BEGIN Data supplied

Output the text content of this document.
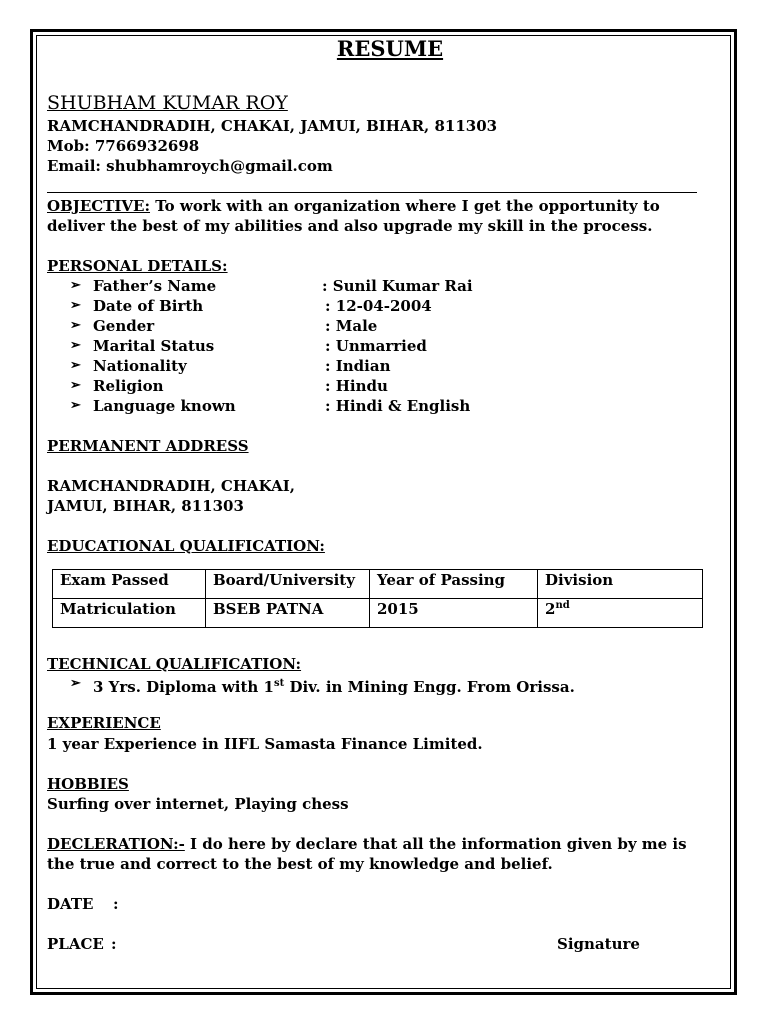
RESUME
SHUBHAM KUMAR ROY
RAMCHANDRADIH, CHAKAI, JAMUI, BIHAR, 811303
Mob: 7766932698
Email: shubhamroych@gmail.com
OBJECTIVE: To work with an organization where I get the opportunity to deliver the best of my abilities and also upgrade my skill in the process.
PERSONAL DETAILS:
➢ Father’s Name	: Sunil Kumar Rai
➢ Date of Birth	: 12-04-2004
➢ Gender	: Male
➢ Marital Status	: Unmarried
➢ Nationality	: Indian
➢ Religion	: Hindu
➢ Language known	: Hindi & English
PERMANENT ADDRESS
RAMCHANDRADIH, CHAKAI,
JAMUI, BIHAR, 811303
EDUCATIONAL QUALIFICATION:
Exam Passed	Board/University	Year of Passing	Division
Matriculation	BSEB PATNA	2015	2nd
TECHNICAL QUALIFICATION:
➢ 3 Yrs. Diploma with 1st Div. in Mining Engg. From Orissa.
EXPERIENCE
1 year Experience in IIFL Samasta Finance Limited.
HOBBIES
Surfing over internet, Playing chess
DECLERATION:- I do here by declare that all the information given by me is the true and correct to the best of my knowledge and belief.
DATE :
PLACE :	Signature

END Data supplied

**Set exercise:** Identify every line above that includes the word "with", and show those lines.

**Response to this task:**
OBJECTIVE: To work with an organization where I get the opportunity to deliver the best of my abilities and also upgrade my skill in the process.
➢ 3 Yrs. Diploma with 1st Div. in Mining Engg. From Orissa.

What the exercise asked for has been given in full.